>> Begin

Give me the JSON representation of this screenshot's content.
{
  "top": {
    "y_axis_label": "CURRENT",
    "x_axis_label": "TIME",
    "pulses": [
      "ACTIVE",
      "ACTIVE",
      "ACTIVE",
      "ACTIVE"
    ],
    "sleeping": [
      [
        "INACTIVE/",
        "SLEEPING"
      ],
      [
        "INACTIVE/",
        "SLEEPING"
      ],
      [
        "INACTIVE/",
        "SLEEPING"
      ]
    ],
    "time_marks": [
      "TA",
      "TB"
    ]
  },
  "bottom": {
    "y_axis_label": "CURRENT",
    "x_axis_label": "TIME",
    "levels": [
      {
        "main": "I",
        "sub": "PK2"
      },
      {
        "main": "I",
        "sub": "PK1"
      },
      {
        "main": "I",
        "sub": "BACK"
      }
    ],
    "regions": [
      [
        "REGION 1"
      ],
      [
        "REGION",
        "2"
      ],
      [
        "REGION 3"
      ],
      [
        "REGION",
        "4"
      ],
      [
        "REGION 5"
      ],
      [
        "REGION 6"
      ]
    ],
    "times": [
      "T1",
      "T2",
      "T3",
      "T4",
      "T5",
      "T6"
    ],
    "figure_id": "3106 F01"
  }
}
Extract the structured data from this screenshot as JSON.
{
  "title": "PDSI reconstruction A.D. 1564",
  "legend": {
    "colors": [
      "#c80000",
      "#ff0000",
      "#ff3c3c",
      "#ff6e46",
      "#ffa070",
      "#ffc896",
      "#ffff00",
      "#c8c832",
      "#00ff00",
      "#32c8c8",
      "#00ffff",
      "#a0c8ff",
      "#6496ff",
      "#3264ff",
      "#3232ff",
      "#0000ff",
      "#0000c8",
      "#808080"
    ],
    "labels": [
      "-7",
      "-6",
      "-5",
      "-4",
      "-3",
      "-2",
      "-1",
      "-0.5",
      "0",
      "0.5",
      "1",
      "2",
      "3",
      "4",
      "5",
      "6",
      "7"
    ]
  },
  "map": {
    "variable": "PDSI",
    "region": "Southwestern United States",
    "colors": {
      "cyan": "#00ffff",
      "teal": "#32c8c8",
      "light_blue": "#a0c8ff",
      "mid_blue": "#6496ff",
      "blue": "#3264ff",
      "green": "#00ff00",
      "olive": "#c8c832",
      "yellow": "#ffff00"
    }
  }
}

>> End

Each entry above is to be quoted exactly.

Give me the JSON representation of this screenshot's content.
{
  "top": {
    "y_axis_label": "CURRENT",
    "x_axis_label": "TIME",
    "pulses": [
      "ACTIVE",
      "ACTIVE",
      "ACTIVE",
      "ACTIVE"
    ],
    "sleeping": [
      [
        "INACTIVE/",
        "SLEEPING"
      ],
      [
        "INACTIVE/",
        "SLEEPING"
      ],
      [
        "INACTIVE/",
        "SLEEPING"
      ]
    ],
    "time_marks": [
      "TA",
      "TB"
    ]
  },
  "bottom": {
    "y_axis_label": "CURRENT",
    "x_axis_label": "TIME",
    "levels": [
      {
        "main": "I",
        "sub": "PK2"
      },
      {
        "main": "I",
        "sub": "PK1"
      },
      {
        "main": "I",
        "sub": "BACK"
      }
    ],
    "regions": [
      [
        "REGION 1"
      ],
      [
        "REGION",
        "2"
      ],
      [
        "REGION 3"
      ],
      [
        "REGION",
        "4"
      ],
      [
        "REGION 5"
      ],
      [
        "REGION 6"
      ]
    ],
    "times": [
      "T1",
      "T2",
      "T3",
      "T4",
      "T5",
      "T6"
    ],
    "figure_id": "3106 F01"
  }
}
Extract the structured data from this screenshot as JSON.
{
  "title": "PDSI reconstruction A.D. 1564",
  "legend": {
    "colors": [
      "#c80000",
      "#ff0000",
      "#ff3c3c",
      "#ff6e46",
      "#ffa070",
      "#ffc896",
      "#ffff00",
      "#c8c832",
      "#00ff00",
      "#32c8c8",
      "#00ffff",
      "#a0c8ff",
      "#6496ff",
      "#3264ff",
      "#3232ff",
      "#0000ff",
      "#0000c8",
      "#808080"
    ],
    "labels": [
      "-7",
      "-6",
      "-5",
      "-4",
      "-3",
      "-2",
      "-1",
      "-0.5",
      "0",
      "0.5",
      "1",
      "2",
      "3",
      "4",
      "5",
      "6",
      "7"
    ]
  },
  "map": {
    "variable": "PDSI",
    "region": "Southwestern United States",
    "colors": {
      "cyan": "#00ffff",
      "teal": "#32c8c8",
      "light_blue": "#a0c8ff",
      "mid_blue": "#6496ff",
      "blue": "#3264ff",
      "green": "#00ff00",
      "olive": "#c8c832",
      "yellow": "#ffff00"
    }
  }
}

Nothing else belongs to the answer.